*Short problem*
Locate all lines with the word "Mother" and copy them out.

++++ Data provided ++++

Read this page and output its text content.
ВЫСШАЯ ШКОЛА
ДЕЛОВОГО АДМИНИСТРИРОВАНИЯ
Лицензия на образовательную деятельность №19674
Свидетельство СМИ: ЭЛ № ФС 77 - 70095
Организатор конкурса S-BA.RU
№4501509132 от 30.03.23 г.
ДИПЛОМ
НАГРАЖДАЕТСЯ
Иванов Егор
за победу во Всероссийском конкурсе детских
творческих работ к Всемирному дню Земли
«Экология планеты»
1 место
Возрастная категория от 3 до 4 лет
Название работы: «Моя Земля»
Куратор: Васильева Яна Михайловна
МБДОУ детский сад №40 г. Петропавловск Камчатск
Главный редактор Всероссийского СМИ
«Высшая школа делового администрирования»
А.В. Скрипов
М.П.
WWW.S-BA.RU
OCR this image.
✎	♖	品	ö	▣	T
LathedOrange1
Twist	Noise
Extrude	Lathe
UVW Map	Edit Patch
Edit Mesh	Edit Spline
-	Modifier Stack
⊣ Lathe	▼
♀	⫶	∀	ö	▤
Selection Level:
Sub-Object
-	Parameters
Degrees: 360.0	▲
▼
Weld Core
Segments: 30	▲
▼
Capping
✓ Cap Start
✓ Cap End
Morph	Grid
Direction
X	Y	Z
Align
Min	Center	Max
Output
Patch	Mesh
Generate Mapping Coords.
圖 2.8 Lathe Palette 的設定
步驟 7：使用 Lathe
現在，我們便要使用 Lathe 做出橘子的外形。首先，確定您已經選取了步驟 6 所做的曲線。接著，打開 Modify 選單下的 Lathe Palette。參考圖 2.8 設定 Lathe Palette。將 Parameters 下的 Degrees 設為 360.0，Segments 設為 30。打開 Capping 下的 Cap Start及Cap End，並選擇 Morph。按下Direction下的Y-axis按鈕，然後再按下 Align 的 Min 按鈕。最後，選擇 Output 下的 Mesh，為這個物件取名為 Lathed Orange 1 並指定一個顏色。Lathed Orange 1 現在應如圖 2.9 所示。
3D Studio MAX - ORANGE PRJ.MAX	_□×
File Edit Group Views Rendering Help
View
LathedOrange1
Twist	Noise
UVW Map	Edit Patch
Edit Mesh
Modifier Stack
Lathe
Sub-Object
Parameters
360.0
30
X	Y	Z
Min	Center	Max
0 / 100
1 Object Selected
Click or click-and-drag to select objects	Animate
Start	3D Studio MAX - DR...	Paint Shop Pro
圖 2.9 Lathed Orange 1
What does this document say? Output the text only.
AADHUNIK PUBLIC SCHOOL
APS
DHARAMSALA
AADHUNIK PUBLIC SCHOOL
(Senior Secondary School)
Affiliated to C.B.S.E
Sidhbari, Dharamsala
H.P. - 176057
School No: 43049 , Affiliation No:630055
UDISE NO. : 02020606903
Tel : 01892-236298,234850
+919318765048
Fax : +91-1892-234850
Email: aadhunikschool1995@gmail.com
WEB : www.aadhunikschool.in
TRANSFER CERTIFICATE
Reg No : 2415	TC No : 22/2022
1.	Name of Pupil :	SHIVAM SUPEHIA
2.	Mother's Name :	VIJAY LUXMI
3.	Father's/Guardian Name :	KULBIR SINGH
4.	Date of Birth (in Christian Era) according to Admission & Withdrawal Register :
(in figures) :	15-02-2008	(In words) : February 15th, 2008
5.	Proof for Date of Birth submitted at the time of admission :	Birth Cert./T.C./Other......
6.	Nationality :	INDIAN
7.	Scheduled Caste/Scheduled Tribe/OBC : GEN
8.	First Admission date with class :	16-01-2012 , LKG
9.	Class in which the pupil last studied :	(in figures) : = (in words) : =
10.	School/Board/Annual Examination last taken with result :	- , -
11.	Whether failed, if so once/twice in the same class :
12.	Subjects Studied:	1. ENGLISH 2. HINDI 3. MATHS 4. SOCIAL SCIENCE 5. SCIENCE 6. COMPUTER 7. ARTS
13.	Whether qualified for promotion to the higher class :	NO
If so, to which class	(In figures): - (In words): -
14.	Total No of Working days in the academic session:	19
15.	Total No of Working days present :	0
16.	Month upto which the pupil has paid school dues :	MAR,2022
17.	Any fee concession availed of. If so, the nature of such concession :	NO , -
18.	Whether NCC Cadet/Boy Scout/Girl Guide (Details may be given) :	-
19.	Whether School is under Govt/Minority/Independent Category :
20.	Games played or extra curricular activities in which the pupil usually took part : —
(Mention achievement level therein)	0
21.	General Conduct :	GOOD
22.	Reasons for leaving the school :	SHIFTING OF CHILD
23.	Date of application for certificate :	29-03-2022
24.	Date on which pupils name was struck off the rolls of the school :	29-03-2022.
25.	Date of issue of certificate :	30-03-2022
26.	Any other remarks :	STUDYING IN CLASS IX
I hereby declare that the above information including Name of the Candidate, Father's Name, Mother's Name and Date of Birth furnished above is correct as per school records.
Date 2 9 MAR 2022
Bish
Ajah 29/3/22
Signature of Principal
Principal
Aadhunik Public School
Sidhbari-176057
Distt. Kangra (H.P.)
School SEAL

++++

*Correct answer*
2.	Mother's Name :	VIJAY LUXMI
I hereby declare that the above information including Name of the Candidate, Father's Name, Mother's Name and Date of Birth furnished above is correct as per school records.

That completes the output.